> _WHAT IS REQUIRED_
Copy all of the material word for word, except for the pictures.

> _DATASET CONTENT_
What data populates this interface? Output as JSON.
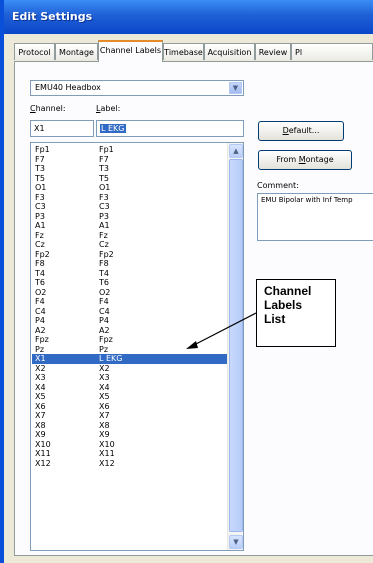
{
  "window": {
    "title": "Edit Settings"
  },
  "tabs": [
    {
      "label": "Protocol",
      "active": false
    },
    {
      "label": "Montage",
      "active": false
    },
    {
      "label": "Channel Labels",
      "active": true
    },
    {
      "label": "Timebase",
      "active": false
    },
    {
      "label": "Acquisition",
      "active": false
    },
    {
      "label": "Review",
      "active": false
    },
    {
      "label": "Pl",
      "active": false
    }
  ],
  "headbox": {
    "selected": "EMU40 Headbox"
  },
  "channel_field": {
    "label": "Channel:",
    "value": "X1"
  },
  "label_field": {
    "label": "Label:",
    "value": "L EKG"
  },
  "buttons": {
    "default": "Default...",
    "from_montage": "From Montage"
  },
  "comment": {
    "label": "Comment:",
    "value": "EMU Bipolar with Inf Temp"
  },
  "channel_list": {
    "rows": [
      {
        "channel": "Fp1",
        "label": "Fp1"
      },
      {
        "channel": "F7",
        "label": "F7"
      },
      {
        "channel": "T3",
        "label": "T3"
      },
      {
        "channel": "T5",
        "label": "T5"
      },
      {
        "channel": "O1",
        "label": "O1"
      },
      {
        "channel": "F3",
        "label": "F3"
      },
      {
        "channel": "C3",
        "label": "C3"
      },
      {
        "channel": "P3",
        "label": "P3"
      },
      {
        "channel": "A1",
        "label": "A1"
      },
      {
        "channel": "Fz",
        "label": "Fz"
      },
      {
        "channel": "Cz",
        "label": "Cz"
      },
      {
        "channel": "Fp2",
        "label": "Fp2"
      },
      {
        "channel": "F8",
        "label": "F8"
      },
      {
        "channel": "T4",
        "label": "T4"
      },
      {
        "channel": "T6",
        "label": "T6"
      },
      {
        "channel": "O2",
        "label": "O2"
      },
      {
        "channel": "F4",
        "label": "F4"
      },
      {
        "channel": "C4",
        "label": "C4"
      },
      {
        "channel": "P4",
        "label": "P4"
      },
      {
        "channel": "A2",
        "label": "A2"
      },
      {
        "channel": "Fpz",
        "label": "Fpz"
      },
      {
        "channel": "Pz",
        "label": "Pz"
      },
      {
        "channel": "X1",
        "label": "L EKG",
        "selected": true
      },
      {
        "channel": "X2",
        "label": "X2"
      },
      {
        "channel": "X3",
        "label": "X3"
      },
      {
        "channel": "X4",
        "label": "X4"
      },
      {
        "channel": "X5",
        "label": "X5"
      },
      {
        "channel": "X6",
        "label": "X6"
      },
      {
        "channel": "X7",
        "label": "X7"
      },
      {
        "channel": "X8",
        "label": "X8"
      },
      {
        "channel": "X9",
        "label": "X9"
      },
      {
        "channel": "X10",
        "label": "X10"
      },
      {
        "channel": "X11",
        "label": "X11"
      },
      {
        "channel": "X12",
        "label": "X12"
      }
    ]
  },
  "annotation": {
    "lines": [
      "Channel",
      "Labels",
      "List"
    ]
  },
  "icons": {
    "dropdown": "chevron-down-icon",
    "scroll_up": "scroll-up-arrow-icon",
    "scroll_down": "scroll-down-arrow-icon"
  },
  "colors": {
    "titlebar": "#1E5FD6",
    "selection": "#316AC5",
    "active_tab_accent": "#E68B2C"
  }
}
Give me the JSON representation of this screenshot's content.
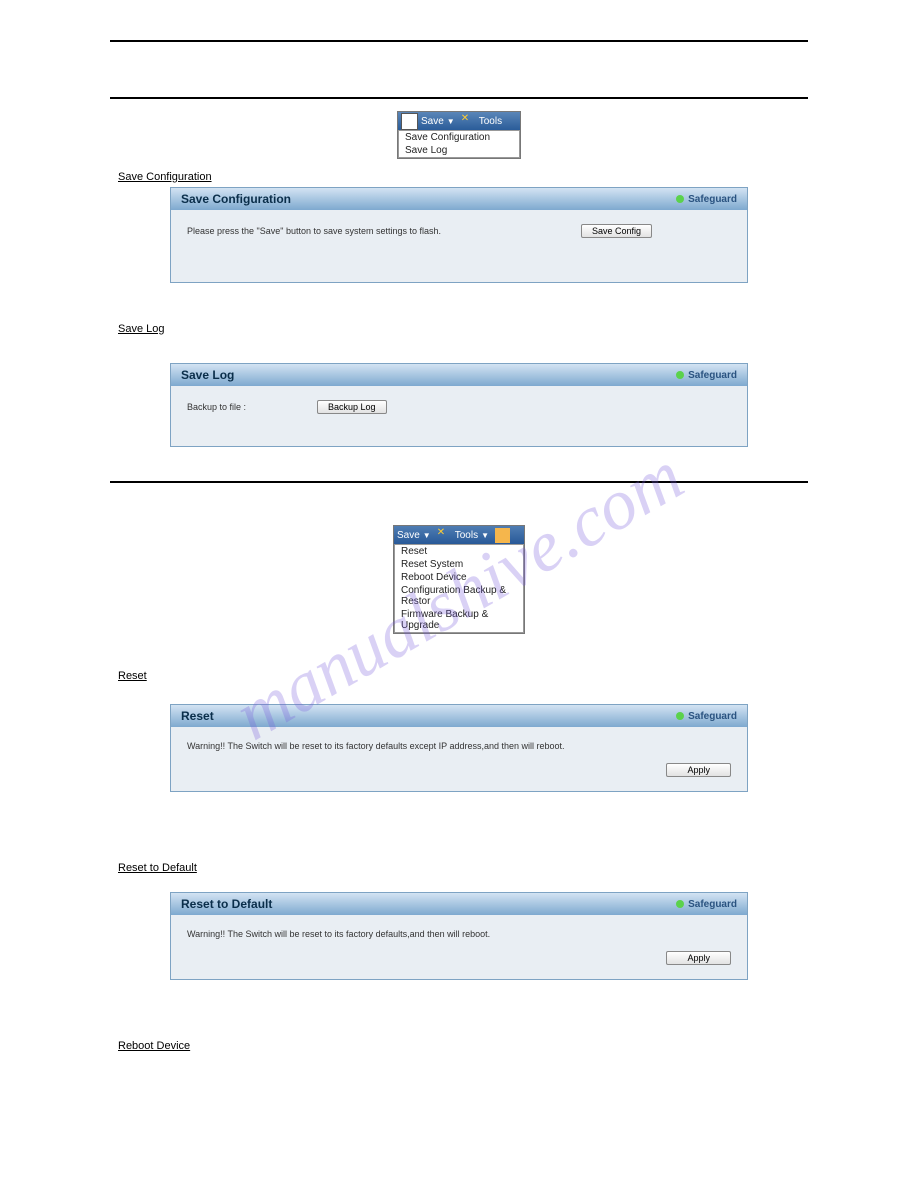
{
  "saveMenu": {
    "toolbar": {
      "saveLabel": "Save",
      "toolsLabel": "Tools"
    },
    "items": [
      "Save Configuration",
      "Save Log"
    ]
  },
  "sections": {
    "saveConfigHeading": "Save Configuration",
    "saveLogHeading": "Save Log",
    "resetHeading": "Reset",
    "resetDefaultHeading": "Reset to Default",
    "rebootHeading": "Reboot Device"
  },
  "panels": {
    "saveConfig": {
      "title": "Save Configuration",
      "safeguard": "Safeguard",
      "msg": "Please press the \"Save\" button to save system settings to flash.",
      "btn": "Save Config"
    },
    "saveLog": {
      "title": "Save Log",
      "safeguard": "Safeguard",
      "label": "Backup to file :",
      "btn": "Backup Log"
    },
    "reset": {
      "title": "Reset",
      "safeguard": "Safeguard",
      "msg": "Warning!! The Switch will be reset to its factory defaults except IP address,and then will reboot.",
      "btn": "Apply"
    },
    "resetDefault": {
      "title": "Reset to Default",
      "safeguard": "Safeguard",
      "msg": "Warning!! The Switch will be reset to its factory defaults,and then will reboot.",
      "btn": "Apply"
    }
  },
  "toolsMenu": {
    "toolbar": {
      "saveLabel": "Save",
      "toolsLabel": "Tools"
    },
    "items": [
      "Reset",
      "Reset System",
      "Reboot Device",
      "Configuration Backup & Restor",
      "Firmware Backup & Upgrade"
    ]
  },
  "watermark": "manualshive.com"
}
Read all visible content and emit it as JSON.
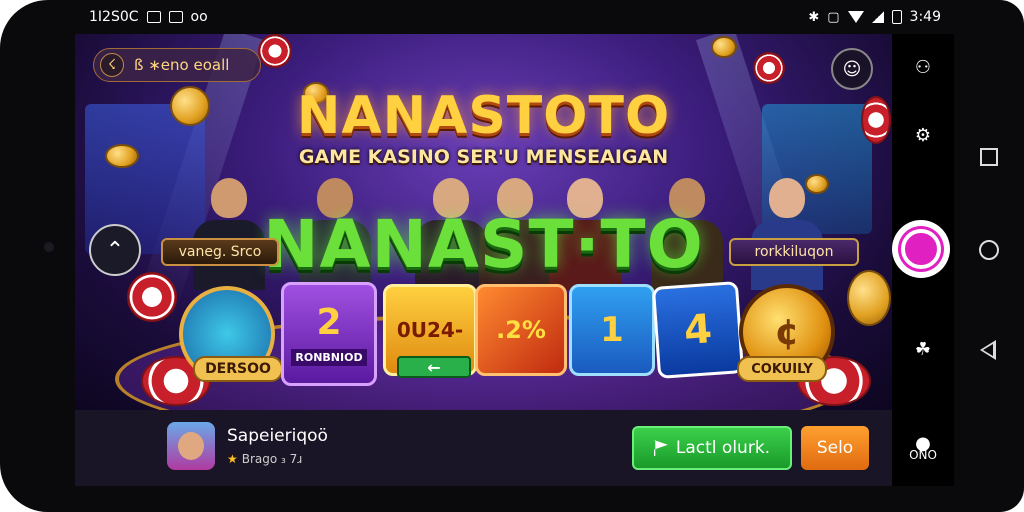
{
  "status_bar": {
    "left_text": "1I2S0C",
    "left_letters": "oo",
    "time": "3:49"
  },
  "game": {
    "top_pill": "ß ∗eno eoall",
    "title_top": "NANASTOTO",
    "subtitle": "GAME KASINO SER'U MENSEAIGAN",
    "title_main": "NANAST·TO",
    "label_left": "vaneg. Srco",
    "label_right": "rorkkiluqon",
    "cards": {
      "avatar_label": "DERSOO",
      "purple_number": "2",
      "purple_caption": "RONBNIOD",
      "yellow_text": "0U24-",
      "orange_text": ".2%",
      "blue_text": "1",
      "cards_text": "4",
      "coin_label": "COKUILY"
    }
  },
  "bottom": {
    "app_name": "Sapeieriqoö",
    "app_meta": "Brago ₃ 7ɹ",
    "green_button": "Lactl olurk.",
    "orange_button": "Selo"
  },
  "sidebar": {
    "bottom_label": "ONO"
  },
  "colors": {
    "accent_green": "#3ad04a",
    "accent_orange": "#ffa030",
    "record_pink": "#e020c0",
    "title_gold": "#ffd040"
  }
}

> _SOLUTION_
What data populates this interface? Output as JSON.
{
  "window": {
    "title": "Edit Settings"
  },
  "tabs": [
    {
      "label": "Protocol",
      "active": false
    },
    {
      "label": "Montage",
      "active": false
    },
    {
      "label": "Channel Labels",
      "active": true
    },
    {
      "label": "Timebase",
      "active": false
    },
    {
      "label": "Acquisition",
      "active": false
    },
    {
      "label": "Review",
      "active": false
    },
    {
      "label": "Pl",
      "active": false
    }
  ],
  "headbox": {
    "selected": "EMU40 Headbox"
  },
  "channel_field": {
    "label": "Channel:",
    "value": "X1"
  },
  "label_field": {
    "label": "Label:",
    "value": "L EKG"
  },
  "buttons": {
    "default": "Default...",
    "from_montage": "From Montage"
  },
  "comment": {
    "label": "Comment:",
    "value": "EMU Bipolar with Inf Temp"
  },
  "channel_list": {
    "rows": [
      {
        "channel": "Fp1",
        "label": "Fp1"
      },
      {
        "channel": "F7",
        "label": "F7"
      },
      {
        "channel": "T3",
        "label": "T3"
      },
      {
        "channel": "T5",
        "label": "T5"
      },
      {
        "channel": "O1",
        "label": "O1"
      },
      {
        "channel": "F3",
        "label": "F3"
      },
      {
        "channel": "C3",
        "label": "C3"
      },
      {
        "channel": "P3",
        "label": "P3"
      },
      {
        "channel": "A1",
        "label": "A1"
      },
      {
        "channel": "Fz",
        "label": "Fz"
      },
      {
        "channel": "Cz",
        "label": "Cz"
      },
      {
        "channel": "Fp2",
        "label": "Fp2"
      },
      {
        "channel": "F8",
        "label": "F8"
      },
      {
        "channel": "T4",
        "label": "T4"
      },
      {
        "channel": "T6",
        "label": "T6"
      },
      {
        "channel": "O2",
        "label": "O2"
      },
      {
        "channel": "F4",
        "label": "F4"
      },
      {
        "channel": "C4",
        "label": "C4"
      },
      {
        "channel": "P4",
        "label": "P4"
      },
      {
        "channel": "A2",
        "label": "A2"
      },
      {
        "channel": "Fpz",
        "label": "Fpz"
      },
      {
        "channel": "Pz",
        "label": "Pz"
      },
      {
        "channel": "X1",
        "label": "L EKG",
        "selected": true
      },
      {
        "channel": "X2",
        "label": "X2"
      },
      {
        "channel": "X3",
        "label": "X3"
      },
      {
        "channel": "X4",
        "label": "X4"
      },
      {
        "channel": "X5",
        "label": "X5"
      },
      {
        "channel": "X6",
        "label": "X6"
      },
      {
        "channel": "X7",
        "label": "X7"
      },
      {
        "channel": "X8",
        "label": "X8"
      },
      {
        "channel": "X9",
        "label": "X9"
      },
      {
        "channel": "X10",
        "label": "X10"
      },
      {
        "channel": "X11",
        "label": "X11"
      },
      {
        "channel": "X12",
        "label": "X12"
      }
    ]
  },
  "annotation": {
    "lines": [
      "Channel",
      "Labels",
      "List"
    ]
  },
  "icons": {
    "dropdown": "chevron-down-icon",
    "scroll_up": "scroll-up-arrow-icon",
    "scroll_down": "scroll-down-arrow-icon"
  },
  "colors": {
    "titlebar": "#1E5FD6",
    "selection": "#316AC5",
    "active_tab_accent": "#E68B2C"
  }
}
Give me the JSON representation of this screenshot's content.
{
  "saveMenu": {
    "toolbar": {
      "saveLabel": "Save",
      "toolsLabel": "Tools"
    },
    "items": [
      "Save Configuration",
      "Save Log"
    ]
  },
  "sections": {
    "saveConfigHeading": "Save Configuration",
    "saveLogHeading": "Save Log",
    "resetHeading": "Reset",
    "resetDefaultHeading": "Reset to Default",
    "rebootHeading": "Reboot Device"
  },
  "panels": {
    "saveConfig": {
      "title": "Save Configuration",
      "safeguard": "Safeguard",
      "msg": "Please press the \"Save\" button to save system settings to flash.",
      "btn": "Save Config"
    },
    "saveLog": {
      "title": "Save Log",
      "safeguard": "Safeguard",
      "label": "Backup to file :",
      "btn": "Backup Log"
    },
    "reset": {
      "title": "Reset",
      "safeguard": "Safeguard",
      "msg": "Warning!! The Switch will be reset to its factory defaults except IP address,and then will reboot.",
      "btn": "Apply"
    },
    "resetDefault": {
      "title": "Reset to Default",
      "safeguard": "Safeguard",
      "msg": "Warning!! The Switch will be reset to its factory defaults,and then will reboot.",
      "btn": "Apply"
    }
  },
  "toolsMenu": {
    "toolbar": {
      "saveLabel": "Save",
      "toolsLabel": "Tools"
    },
    "items": [
      "Reset",
      "Reset System",
      "Reboot Device",
      "Configuration Backup & Restor",
      "Firmware Backup & Upgrade"
    ]
  },
  "watermark": "manualshive.com"
}
Read all visible content and emit it as JSON.
{
  "status_bar": {
    "left_text": "1I2S0C",
    "left_letters": "oo",
    "time": "3:49"
  },
  "game": {
    "top_pill": "ß ∗eno eoall",
    "title_top": "NANASTOTO",
    "subtitle": "GAME KASINO SER'U MENSEAIGAN",
    "title_main": "NANAST·TO",
    "label_left": "vaneg. Srco",
    "label_right": "rorkkiluqon",
    "cards": {
      "avatar_label": "DERSOO",
      "purple_number": "2",
      "purple_caption": "RONBNIOD",
      "yellow_text": "0U24-",
      "orange_text": ".2%",
      "blue_text": "1",
      "cards_text": "4",
      "coin_label": "COKUILY"
    }
  },
  "bottom": {
    "app_name": "Sapeieriqoö",
    "app_meta": "Brago ₃ 7ɹ",
    "green_button": "Lactl olurk.",
    "orange_button": "Selo"
  },
  "sidebar": {
    "bottom_label": "ONO"
  },
  "colors": {
    "accent_green": "#3ad04a",
    "accent_orange": "#ffa030",
    "record_pink": "#e020c0",
    "title_gold": "#ffd040"
  }
}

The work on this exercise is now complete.